- _Set task_: Present every line of the records below as a numbered list, leaving out any blank lines.
-- begin Data section --
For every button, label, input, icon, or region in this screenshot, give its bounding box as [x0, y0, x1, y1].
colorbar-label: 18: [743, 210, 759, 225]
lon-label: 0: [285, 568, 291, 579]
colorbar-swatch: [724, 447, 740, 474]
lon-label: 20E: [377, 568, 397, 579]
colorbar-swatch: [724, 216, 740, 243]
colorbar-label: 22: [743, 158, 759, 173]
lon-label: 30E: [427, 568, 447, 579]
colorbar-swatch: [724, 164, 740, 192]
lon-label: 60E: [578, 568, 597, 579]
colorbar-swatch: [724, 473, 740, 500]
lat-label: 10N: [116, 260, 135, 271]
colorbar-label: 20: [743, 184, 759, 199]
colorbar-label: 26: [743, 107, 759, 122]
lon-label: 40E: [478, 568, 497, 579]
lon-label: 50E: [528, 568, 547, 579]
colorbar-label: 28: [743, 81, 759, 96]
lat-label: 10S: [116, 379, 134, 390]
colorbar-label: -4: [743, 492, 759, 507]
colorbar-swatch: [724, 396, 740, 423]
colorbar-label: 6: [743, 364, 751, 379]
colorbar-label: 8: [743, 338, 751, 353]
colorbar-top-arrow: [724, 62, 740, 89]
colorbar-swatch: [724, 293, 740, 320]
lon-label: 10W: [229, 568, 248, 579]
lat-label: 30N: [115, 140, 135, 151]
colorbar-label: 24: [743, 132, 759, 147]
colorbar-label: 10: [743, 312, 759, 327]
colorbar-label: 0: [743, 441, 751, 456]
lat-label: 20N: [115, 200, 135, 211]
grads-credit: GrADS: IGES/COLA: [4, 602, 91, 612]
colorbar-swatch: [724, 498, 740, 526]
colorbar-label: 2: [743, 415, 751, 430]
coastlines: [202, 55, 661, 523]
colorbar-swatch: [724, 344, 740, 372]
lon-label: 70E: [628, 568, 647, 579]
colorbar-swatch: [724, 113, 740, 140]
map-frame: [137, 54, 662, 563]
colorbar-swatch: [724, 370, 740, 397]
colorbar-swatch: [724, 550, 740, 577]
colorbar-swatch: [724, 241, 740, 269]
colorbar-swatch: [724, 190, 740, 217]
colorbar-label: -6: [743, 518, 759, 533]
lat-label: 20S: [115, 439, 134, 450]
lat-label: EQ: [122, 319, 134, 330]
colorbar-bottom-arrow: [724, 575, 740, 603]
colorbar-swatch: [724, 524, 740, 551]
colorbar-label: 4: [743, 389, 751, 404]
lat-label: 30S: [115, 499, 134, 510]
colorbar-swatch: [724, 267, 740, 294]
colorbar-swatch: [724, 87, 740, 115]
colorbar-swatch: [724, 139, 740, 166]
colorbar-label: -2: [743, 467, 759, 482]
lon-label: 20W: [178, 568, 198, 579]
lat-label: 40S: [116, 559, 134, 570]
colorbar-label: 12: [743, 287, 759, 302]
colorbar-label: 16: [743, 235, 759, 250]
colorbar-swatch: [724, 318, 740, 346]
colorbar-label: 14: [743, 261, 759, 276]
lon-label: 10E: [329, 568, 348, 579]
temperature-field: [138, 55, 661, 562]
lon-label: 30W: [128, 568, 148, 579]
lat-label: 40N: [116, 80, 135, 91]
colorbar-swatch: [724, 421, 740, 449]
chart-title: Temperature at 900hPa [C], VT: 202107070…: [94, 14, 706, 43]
-- end Data section --
- _Solution below_:
1. For every button, label, input, icon, or region in this screenshot, give its bounding box as [x0, y0, x1, y1].
2. colorbar-label: 18: [743, 210, 759, 225]
3. lon-label: 0: [285, 568, 291, 579]
4. colorbar-swatch: [724, 447, 740, 474]
5. lon-label: 20E: [377, 568, 397, 579]
6. colorbar-swatch: [724, 216, 740, 243]
7. colorbar-label: 22: [743, 158, 759, 173]
8. lon-label: 30E: [427, 568, 447, 579]
9. colorbar-swatch: [724, 164, 740, 192]
10. lon-label: 60E: [578, 568, 597, 579]
11. colorbar-swatch: [724, 473, 740, 500]
12. lat-label: 10N: [116, 260, 135, 271]
13. colorbar-label: 20: [743, 184, 759, 199]
14. colorbar-label: 26: [743, 107, 759, 122]
15. lon-label: 40E: [478, 568, 497, 579]
16. lon-label: 50E: [528, 568, 547, 579]
17. colorbar-label: 28: [743, 81, 759, 96]
18. lat-label: 10S: [116, 379, 134, 390]
19. colorbar-label: -4: [743, 492, 759, 507]
20. colorbar-swatch: [724, 396, 740, 423]
21. colorbar-label: 6: [743, 364, 751, 379]
22. colorbar-label: 8: [743, 338, 751, 353]
23. colorbar-top-arrow: [724, 62, 740, 89]
24. colorbar-swatch: [724, 293, 740, 320]
25. lon-label: 10W: [229, 568, 248, 579]
26. lat-label: 30N: [115, 140, 135, 151]
27. colorbar-label: 24: [743, 132, 759, 147]
28. colorbar-label: 10: [743, 312, 759, 327]
29. colorbar-label: 0: [743, 441, 751, 456]
30. lat-label: 20N: [115, 200, 135, 211]
31. grads-credit: GrADS: IGES/COLA: [4, 602, 91, 612]
32. colorbar-swatch: [724, 498, 740, 526]
33. colorbar-label: 2: [743, 415, 751, 430]
34. coastlines: [202, 55, 661, 523]
35. colorbar-swatch: [724, 344, 740, 372]
36. lon-label: 70E: [628, 568, 647, 579]
37. colorbar-swatch: [724, 113, 740, 140]
38. map-frame: [137, 54, 662, 563]
39. colorbar-swatch: [724, 370, 740, 397]
40. colorbar-swatch: [724, 550, 740, 577]
41. colorbar-swatch: [724, 241, 740, 269]
42. colorbar-swatch: [724, 190, 740, 217]
43. colorbar-label: -6: [743, 518, 759, 533]
44. lat-label: 20S: [115, 439, 134, 450]
45. lat-label: EQ: [122, 319, 134, 330]
46. colorbar-bottom-arrow: [724, 575, 740, 603]
47. colorbar-swatch: [724, 524, 740, 551]
48. colorbar-label: 4: [743, 389, 751, 404]
49. lat-label: 30S: [115, 499, 134, 510]
50. colorbar-swatch: [724, 267, 740, 294]
51. colorbar-swatch: [724, 87, 740, 115]
52. colorbar-swatch: [724, 139, 740, 166]
53. colorbar-label: -2: [743, 467, 759, 482]
54. lon-label: 20W: [178, 568, 198, 579]
55. lat-label: 40S: [116, 559, 134, 570]
56. colorbar-label: 12: [743, 287, 759, 302]
57. colorbar-label: 16: [743, 235, 759, 250]
58. colorbar-swatch: [724, 318, 740, 346]
59. colorbar-label: 14: [743, 261, 759, 276]
60. lon-label: 10E: [329, 568, 348, 579]
61. temperature-field: [138, 55, 661, 562]
62. lon-label: 30W: [128, 568, 148, 579]
63. lat-label: 40N: [116, 80, 135, 91]
64. colorbar-swatch: [724, 421, 740, 449]
65. chart-title: Temperature at 900hPa [C], VT: 202107070…: [94, 14, 706, 43]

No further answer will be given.